--- START OF DATASET CONTENT ---
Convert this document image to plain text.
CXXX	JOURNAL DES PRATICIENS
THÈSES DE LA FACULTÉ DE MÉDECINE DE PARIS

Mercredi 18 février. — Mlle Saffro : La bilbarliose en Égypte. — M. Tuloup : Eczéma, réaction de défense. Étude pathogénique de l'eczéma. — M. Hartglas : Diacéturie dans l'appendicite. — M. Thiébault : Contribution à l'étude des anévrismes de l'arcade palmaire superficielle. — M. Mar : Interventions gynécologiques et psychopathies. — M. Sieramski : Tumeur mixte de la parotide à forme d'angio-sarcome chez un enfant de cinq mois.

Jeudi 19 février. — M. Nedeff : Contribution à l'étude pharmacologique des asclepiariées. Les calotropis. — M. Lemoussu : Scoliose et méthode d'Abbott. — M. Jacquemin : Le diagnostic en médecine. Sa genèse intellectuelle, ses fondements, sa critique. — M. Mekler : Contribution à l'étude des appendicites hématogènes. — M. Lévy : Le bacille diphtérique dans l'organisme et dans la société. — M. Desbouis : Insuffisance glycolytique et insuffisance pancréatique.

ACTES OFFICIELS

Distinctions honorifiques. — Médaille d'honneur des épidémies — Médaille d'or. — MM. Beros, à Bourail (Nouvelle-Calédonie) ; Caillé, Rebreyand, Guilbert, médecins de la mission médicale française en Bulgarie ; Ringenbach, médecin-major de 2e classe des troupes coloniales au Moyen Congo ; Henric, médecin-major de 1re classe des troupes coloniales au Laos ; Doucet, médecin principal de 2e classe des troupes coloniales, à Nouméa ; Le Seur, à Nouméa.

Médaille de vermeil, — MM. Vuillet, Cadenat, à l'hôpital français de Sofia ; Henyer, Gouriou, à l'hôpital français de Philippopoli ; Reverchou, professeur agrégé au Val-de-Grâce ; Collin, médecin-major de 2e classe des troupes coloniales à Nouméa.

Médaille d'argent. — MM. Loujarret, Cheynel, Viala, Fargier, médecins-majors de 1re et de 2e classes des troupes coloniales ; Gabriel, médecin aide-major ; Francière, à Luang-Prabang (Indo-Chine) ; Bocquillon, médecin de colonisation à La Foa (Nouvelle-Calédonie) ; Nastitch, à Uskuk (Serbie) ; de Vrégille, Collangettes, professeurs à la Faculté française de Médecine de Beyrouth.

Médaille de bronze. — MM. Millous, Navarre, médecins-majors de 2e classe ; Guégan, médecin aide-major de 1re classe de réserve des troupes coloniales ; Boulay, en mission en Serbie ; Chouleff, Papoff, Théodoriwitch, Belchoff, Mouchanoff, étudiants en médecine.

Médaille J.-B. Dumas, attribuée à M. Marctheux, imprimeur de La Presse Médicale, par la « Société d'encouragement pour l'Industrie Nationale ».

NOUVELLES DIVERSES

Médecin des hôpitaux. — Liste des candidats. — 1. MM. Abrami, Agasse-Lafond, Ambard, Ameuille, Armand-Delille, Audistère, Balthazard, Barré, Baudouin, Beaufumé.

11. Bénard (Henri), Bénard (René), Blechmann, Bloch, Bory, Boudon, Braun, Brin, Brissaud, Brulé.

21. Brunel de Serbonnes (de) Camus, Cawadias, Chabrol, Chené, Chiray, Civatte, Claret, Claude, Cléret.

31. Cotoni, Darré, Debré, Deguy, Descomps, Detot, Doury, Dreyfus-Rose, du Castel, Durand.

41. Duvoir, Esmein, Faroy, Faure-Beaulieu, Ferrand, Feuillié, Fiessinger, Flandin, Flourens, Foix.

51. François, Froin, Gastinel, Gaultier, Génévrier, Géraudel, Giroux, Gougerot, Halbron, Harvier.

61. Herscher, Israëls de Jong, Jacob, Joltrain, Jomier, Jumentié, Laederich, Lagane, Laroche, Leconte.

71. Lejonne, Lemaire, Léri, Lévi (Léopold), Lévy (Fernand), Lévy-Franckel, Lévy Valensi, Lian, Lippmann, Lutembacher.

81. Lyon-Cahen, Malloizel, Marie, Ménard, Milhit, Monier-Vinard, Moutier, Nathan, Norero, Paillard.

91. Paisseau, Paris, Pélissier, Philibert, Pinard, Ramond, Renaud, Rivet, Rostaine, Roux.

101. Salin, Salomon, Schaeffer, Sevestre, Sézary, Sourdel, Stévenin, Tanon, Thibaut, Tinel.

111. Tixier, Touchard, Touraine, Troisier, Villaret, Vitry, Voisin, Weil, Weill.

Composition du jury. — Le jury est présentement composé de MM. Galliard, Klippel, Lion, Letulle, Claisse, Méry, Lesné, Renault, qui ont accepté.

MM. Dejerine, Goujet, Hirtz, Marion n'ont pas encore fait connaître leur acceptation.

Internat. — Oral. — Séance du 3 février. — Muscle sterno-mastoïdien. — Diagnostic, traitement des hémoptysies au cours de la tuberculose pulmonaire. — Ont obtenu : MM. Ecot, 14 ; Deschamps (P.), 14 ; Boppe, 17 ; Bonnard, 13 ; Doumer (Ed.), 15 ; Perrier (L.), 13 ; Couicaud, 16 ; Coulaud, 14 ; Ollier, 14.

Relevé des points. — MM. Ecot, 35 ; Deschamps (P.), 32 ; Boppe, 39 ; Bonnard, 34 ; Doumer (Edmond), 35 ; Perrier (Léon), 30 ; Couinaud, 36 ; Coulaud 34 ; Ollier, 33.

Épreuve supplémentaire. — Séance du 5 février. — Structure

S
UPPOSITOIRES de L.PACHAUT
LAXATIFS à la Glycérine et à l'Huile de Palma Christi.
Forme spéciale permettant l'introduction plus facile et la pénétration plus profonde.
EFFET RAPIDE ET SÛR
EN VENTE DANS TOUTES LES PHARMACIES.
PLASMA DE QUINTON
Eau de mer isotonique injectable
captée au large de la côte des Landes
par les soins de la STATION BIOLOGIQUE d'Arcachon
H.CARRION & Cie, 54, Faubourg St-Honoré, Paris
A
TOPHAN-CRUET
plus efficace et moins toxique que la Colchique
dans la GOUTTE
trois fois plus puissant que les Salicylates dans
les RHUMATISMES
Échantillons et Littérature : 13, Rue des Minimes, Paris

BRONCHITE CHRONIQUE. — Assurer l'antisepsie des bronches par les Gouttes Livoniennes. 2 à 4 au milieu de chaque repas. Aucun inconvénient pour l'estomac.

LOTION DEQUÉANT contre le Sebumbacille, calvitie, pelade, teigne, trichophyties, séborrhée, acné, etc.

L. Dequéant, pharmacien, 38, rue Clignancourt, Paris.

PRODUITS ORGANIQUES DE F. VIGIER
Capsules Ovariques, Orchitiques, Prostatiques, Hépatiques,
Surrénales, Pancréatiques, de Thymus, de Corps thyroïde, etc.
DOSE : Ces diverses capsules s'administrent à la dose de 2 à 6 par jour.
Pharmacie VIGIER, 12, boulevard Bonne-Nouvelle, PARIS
--- END OF DATASET CONTENT ---
--- START OF DATASET CONTENT ---
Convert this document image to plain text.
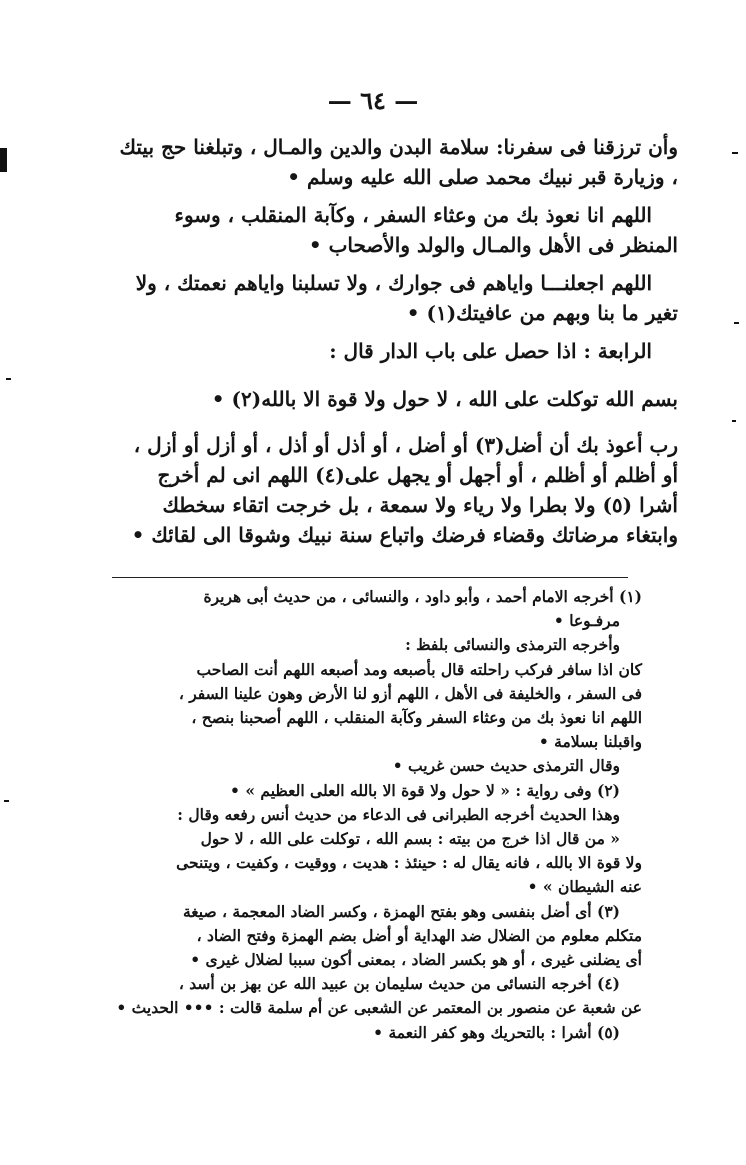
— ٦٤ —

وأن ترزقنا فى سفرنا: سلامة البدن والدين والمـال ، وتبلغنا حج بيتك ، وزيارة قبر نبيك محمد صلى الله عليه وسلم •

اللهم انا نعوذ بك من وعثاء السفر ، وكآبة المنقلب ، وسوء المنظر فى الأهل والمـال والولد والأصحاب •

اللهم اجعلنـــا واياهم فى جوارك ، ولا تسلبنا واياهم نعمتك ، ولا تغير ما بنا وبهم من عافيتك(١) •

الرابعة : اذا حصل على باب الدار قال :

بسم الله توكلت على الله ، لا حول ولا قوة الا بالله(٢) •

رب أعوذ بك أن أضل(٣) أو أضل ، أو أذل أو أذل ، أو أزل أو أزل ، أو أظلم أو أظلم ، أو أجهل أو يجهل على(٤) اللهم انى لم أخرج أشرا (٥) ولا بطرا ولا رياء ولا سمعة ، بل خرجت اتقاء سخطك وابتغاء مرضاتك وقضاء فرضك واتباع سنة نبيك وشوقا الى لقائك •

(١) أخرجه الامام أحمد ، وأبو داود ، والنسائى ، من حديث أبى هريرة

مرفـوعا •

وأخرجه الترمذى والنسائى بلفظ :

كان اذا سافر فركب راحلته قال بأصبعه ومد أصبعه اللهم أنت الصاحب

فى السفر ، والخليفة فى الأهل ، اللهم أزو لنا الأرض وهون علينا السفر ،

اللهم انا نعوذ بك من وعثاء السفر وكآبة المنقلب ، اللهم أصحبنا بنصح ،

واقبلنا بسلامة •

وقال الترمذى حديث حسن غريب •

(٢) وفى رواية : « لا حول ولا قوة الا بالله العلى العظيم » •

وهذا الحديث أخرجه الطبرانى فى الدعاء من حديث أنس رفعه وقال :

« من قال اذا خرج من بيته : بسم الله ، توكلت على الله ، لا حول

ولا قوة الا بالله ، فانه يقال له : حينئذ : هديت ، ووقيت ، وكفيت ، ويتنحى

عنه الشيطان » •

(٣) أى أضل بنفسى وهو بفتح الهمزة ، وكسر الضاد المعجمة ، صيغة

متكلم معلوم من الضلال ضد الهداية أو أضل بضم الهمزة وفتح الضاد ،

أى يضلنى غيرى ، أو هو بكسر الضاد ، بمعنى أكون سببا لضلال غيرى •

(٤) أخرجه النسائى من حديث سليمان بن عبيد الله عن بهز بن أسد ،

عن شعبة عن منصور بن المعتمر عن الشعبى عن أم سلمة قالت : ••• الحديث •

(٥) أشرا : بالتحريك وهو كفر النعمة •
--- END OF DATASET CONTENT ---
* WHAT IS ASKED *
Scan the material line by line and report each one that contains "المنقلب".

* TASK ANSWER *
اللهم انا نعوذ بك من وعثاء السفر ، وكآبة المنقلب ، وسوء المنظر فى الأهل والمـال والولد والأصحاب •
اللهم انا نعوذ بك من وعثاء السفر وكآبة المنقلب ، اللهم أصحبنا بنصح ،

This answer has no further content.